(Stored entries)
+ + + + +
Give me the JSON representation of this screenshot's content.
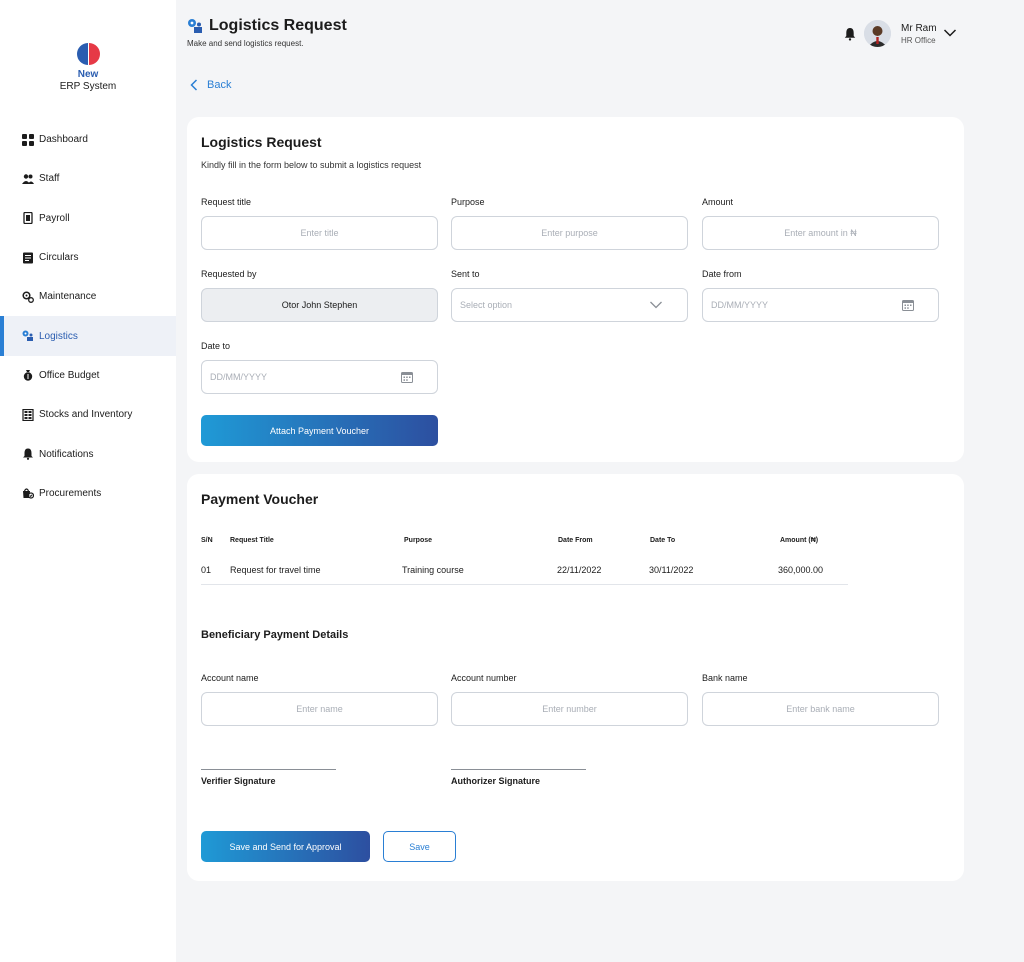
{
  "app": {
    "logo_line1": "New",
    "logo_line2": "ERP System"
  },
  "sidebar": {
    "items": [
      {
        "label": "Dashboard",
        "icon": "dashboard-icon"
      },
      {
        "label": "Staff",
        "icon": "staff-icon"
      },
      {
        "label": "Payroll",
        "icon": "payroll-icon"
      },
      {
        "label": "Circulars",
        "icon": "circulars-icon"
      },
      {
        "label": "Maintenance",
        "icon": "maintenance-icon"
      },
      {
        "label": "Logistics",
        "icon": "logistics-icon",
        "active": true
      },
      {
        "label": "Office Budget",
        "icon": "budget-icon"
      },
      {
        "label": "Stocks and Inventory",
        "icon": "inventory-icon"
      },
      {
        "label": "Notifications",
        "icon": "bell-icon"
      },
      {
        "label": "Procurements",
        "icon": "procurements-icon"
      }
    ]
  },
  "header": {
    "title": "Logistics Request",
    "subtitle": "Make and send logistics request.",
    "user_name": "Mr Ram",
    "user_role": "HR Office"
  },
  "back_label": "Back",
  "form": {
    "title": "Logistics Request",
    "subtitle": "Kindly fill in the form below to submit a logistics request",
    "request_title": {
      "label": "Request title",
      "placeholder": "Enter title"
    },
    "purpose": {
      "label": "Purpose",
      "placeholder": "Enter purpose"
    },
    "amount": {
      "label": "Amount",
      "placeholder": "Enter amount in ₦"
    },
    "requested_by": {
      "label": "Requested by",
      "value": "Otor John Stephen"
    },
    "sent_to": {
      "label": "Sent to",
      "placeholder": "Select option"
    },
    "date_from": {
      "label": "Date from",
      "placeholder": "DD/MM/YYYY"
    },
    "date_to": {
      "label": "Date to",
      "placeholder": "DD/MM/YYYY"
    },
    "attach_button": "Attach Payment Voucher"
  },
  "voucher": {
    "title": "Payment Voucher",
    "columns": [
      "S/N",
      "Request Title",
      "Purpose",
      "Date From",
      "Date To",
      "Amount (₦)"
    ],
    "rows": [
      [
        "01",
        "Request for travel time",
        "Training course",
        "22/11/2022",
        "30/11/2022",
        "360,000.00"
      ]
    ],
    "beneficiary_title": "Beneficiary Payment Details",
    "account_name": {
      "label": "Account name",
      "placeholder": "Enter name"
    },
    "account_number": {
      "label": "Account number",
      "placeholder": "Enter number"
    },
    "bank_name": {
      "label": "Bank name",
      "placeholder": "Enter bank name"
    },
    "verifier_signature": "Verifier Signature",
    "authorizer_signature": "Authorizer Signature",
    "save_send_button": "Save and Send for Approval",
    "save_button": "Save"
  },
  "colors": {
    "accent": "#2a7fd4",
    "gradient_start": "#1f9ad6",
    "gradient_end": "#2d4fa0",
    "background": "#f4f5f7"
  }
}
+ + + + +
> Objective: Replicate the material above verbatim; images stay out of the copy.

> Response to this exercise:
Give me the JSON representation of this screenshot's content.
{
  "app": {
    "logo_line1": "New",
    "logo_line2": "ERP System"
  },
  "sidebar": {
    "items": [
      {
        "label": "Dashboard",
        "icon": "dashboard-icon"
      },
      {
        "label": "Staff",
        "icon": "staff-icon"
      },
      {
        "label": "Payroll",
        "icon": "payroll-icon"
      },
      {
        "label": "Circulars",
        "icon": "circulars-icon"
      },
      {
        "label": "Maintenance",
        "icon": "maintenance-icon"
      },
      {
        "label": "Logistics",
        "icon": "logistics-icon",
        "active": true
      },
      {
        "label": "Office Budget",
        "icon": "budget-icon"
      },
      {
        "label": "Stocks and Inventory",
        "icon": "inventory-icon"
      },
      {
        "label": "Notifications",
        "icon": "bell-icon"
      },
      {
        "label": "Procurements",
        "icon": "procurements-icon"
      }
    ]
  },
  "header": {
    "title": "Logistics Request",
    "subtitle": "Make and send logistics request.",
    "user_name": "Mr Ram",
    "user_role": "HR Office"
  },
  "back_label": "Back",
  "form": {
    "title": "Logistics Request",
    "subtitle": "Kindly fill in the form below to submit a logistics request",
    "request_title": {
      "label": "Request title",
      "placeholder": "Enter title"
    },
    "purpose": {
      "label": "Purpose",
      "placeholder": "Enter purpose"
    },
    "amount": {
      "label": "Amount",
      "placeholder": "Enter amount in ₦"
    },
    "requested_by": {
      "label": "Requested by",
      "value": "Otor John Stephen"
    },
    "sent_to": {
      "label": "Sent to",
      "placeholder": "Select option"
    },
    "date_from": {
      "label": "Date from",
      "placeholder": "DD/MM/YYYY"
    },
    "date_to": {
      "label": "Date to",
      "placeholder": "DD/MM/YYYY"
    },
    "attach_button": "Attach Payment Voucher"
  },
  "voucher": {
    "title": "Payment Voucher",
    "columns": [
      "S/N",
      "Request Title",
      "Purpose",
      "Date From",
      "Date To",
      "Amount (₦)"
    ],
    "rows": [
      [
        "01",
        "Request for travel time",
        "Training course",
        "22/11/2022",
        "30/11/2022",
        "360,000.00"
      ]
    ],
    "beneficiary_title": "Beneficiary Payment Details",
    "account_name": {
      "label": "Account name",
      "placeholder": "Enter name"
    },
    "account_number": {
      "label": "Account number",
      "placeholder": "Enter number"
    },
    "bank_name": {
      "label": "Bank name",
      "placeholder": "Enter bank name"
    },
    "verifier_signature": "Verifier Signature",
    "authorizer_signature": "Authorizer Signature",
    "save_send_button": "Save and Send for Approval",
    "save_button": "Save"
  },
  "colors": {
    "accent": "#2a7fd4",
    "gradient_start": "#1f9ad6",
    "gradient_end": "#2d4fa0",
    "background": "#f4f5f7"
  }
}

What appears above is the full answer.